What is required
Copy the data below exactly.

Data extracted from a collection
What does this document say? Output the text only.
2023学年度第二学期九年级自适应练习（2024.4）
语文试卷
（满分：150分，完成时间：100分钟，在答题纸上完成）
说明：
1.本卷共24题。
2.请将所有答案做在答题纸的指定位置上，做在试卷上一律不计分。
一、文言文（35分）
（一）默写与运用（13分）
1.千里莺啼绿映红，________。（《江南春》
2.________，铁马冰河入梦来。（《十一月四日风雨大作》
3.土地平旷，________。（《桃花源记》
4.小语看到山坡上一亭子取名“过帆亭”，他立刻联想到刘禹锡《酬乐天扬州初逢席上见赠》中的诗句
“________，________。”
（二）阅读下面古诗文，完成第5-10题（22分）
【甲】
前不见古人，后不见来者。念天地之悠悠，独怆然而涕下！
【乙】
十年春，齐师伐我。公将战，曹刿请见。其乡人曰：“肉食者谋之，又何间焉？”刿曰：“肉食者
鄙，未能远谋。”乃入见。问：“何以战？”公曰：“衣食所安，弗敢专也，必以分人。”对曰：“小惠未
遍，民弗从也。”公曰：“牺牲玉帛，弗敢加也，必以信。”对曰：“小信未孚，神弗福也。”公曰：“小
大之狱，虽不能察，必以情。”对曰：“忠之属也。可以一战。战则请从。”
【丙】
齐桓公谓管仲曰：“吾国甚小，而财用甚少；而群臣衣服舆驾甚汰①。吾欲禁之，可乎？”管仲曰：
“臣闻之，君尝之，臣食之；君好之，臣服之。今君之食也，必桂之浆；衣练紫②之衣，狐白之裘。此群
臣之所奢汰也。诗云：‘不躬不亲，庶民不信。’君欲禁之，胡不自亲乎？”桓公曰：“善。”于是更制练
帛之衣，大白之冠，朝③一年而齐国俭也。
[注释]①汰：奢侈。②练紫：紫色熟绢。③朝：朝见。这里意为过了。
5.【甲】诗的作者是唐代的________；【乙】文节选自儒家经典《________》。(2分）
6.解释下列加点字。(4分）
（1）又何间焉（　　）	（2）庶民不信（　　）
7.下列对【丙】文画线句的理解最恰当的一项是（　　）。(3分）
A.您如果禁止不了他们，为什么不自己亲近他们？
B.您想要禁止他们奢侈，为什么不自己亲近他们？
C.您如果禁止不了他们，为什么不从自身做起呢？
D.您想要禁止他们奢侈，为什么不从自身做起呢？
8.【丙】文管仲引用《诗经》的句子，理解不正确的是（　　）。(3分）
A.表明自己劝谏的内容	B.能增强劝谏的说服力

Expected answer
What does this document say? Output the text only.
2023学年度第二学期九年级自适应练习（2024.4）
语文试卷
（满分：150分，完成时间：100分钟，在答题纸上完成）
说明：
1.本卷共24题。
2.请将所有答案做在答题纸的指定位置上，做在试卷上一律不计分。
一、文言文（35分）
（一）默写与运用（13分）
1.千里莺啼绿映红，________。（《江南春》
2.________，铁马冰河入梦来。（《十一月四日风雨大作》
3.土地平旷，________。（《桃花源记》
4.小语看到山坡上一亭子取名“过帆亭”，他立刻联想到刘禹锡《酬乐天扬州初逢席上见赠》中的诗句
“________，________。”
（二）阅读下面古诗文，完成第5-10题（22分）
【甲】
前不见古人，后不见来者。念天地之悠悠，独怆然而涕下！
【乙】
十年春，齐师伐我。公将战，曹刿请见。其乡人曰：“肉食者谋之，又何间焉？”刿曰：“肉食者
鄙，未能远谋。”乃入见。问：“何以战？”公曰：“衣食所安，弗敢专也，必以分人。”对曰：“小惠未
遍，民弗从也。”公曰：“牺牲玉帛，弗敢加也，必以信。”对曰：“小信未孚，神弗福也。”公曰：“小
大之狱，虽不能察，必以情。”对曰：“忠之属也。可以一战。战则请从。”
【丙】
齐桓公谓管仲曰：“吾国甚小，而财用甚少；而群臣衣服舆驾甚汰①。吾欲禁之，可乎？”管仲曰：
“臣闻之，君尝之，臣食之；君好之，臣服之。今君之食也，必桂之浆；衣练紫②之衣，狐白之裘。此群
臣之所奢汰也。诗云：‘不躬不亲，庶民不信。’君欲禁之，胡不自亲乎？”桓公曰：“善。”于是更制练
帛之衣，大白之冠，朝③一年而齐国俭也。
[注释]①汰：奢侈。②练紫：紫色熟绢。③朝：朝见。这里意为过了。
5.【甲】诗的作者是唐代的________；【乙】文节选自儒家经典《________》。(2分）
6.解释下列加点字。(4分）
（1）又何间焉（　　）	（2）庶民不信（　　）
7.下列对【丙】文画线句的理解最恰当的一项是（　　）。(3分）
A.您如果禁止不了他们，为什么不自己亲近他们？
B.您想要禁止他们奢侈，为什么不自己亲近他们？
C.您如果禁止不了他们，为什么不从自身做起呢？
D.您想要禁止他们奢侈，为什么不从自身做起呢？
8.【丙】文管仲引用《诗经》的句子，理解不正确的是（　　）。(3分）
A.表明自己劝谏的内容	B.能增强劝谏的说服力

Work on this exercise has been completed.